* [AIM] Check every line below for the word "color" and copy each one that has it.

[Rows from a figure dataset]
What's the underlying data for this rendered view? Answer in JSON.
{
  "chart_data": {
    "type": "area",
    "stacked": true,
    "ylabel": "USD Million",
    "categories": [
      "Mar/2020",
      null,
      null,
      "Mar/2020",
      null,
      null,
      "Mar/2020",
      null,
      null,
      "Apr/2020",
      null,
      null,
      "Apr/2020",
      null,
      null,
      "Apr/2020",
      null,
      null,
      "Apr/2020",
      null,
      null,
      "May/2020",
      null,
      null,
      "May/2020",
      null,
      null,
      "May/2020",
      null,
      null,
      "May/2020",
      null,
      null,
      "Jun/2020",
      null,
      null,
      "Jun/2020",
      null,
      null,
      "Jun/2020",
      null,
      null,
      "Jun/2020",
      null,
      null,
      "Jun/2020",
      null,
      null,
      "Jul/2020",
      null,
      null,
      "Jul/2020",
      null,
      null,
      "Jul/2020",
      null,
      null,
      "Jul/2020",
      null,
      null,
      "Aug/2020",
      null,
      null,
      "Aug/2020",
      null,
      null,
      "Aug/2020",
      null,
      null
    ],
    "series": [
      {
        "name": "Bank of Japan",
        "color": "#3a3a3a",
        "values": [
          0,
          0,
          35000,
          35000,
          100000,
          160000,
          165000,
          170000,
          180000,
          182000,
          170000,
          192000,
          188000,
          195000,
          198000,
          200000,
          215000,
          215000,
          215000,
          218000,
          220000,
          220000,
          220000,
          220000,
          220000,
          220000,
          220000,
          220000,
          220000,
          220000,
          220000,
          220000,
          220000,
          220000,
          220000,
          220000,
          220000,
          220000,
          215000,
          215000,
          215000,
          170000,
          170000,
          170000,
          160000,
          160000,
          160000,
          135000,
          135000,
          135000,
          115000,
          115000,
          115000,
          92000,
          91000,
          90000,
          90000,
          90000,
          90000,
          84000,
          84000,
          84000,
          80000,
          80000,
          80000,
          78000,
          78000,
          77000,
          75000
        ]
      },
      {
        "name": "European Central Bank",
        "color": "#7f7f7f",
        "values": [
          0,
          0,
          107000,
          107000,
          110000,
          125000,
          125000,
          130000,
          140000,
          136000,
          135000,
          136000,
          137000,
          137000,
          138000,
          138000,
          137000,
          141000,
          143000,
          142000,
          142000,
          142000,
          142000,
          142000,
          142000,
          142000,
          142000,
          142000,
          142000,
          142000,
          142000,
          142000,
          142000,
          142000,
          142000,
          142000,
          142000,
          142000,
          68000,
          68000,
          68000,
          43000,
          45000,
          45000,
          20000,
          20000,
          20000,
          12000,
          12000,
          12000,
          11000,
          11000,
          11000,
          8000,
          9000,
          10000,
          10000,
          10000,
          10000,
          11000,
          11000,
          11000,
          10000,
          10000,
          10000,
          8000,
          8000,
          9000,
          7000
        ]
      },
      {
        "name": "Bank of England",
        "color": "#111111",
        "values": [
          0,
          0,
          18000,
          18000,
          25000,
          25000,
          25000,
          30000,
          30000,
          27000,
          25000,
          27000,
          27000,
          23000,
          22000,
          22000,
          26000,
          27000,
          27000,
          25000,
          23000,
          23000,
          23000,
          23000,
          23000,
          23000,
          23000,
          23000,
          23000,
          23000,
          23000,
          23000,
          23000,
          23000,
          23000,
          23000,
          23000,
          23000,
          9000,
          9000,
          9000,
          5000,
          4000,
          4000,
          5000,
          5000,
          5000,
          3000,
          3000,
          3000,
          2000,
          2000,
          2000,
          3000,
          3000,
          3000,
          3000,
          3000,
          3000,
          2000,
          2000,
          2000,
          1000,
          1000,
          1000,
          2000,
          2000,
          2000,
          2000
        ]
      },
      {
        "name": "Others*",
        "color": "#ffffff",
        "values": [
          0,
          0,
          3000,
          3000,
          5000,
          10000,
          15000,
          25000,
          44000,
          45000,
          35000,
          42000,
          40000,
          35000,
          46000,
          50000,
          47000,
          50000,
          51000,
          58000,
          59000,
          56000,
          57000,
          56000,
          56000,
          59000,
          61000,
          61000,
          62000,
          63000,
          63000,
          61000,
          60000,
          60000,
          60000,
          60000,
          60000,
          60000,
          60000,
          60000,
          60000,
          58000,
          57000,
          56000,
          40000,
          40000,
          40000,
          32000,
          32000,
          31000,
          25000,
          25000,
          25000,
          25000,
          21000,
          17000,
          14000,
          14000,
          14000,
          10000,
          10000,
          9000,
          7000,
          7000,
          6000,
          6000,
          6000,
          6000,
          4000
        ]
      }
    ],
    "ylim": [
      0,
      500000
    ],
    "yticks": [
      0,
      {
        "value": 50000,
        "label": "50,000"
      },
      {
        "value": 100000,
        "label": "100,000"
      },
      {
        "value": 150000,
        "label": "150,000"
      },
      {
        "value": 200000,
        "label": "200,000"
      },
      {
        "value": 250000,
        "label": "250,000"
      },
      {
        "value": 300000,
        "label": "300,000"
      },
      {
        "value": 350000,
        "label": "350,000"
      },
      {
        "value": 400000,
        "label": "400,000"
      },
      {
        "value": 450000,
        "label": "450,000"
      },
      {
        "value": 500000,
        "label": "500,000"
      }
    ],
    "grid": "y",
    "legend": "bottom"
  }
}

* [ANSWER TO THIS EXERCISE]
        "color": "#3a3a3a",
        "color": "#7f7f7f",
        "color": "#111111",
        "color": "#ffffff",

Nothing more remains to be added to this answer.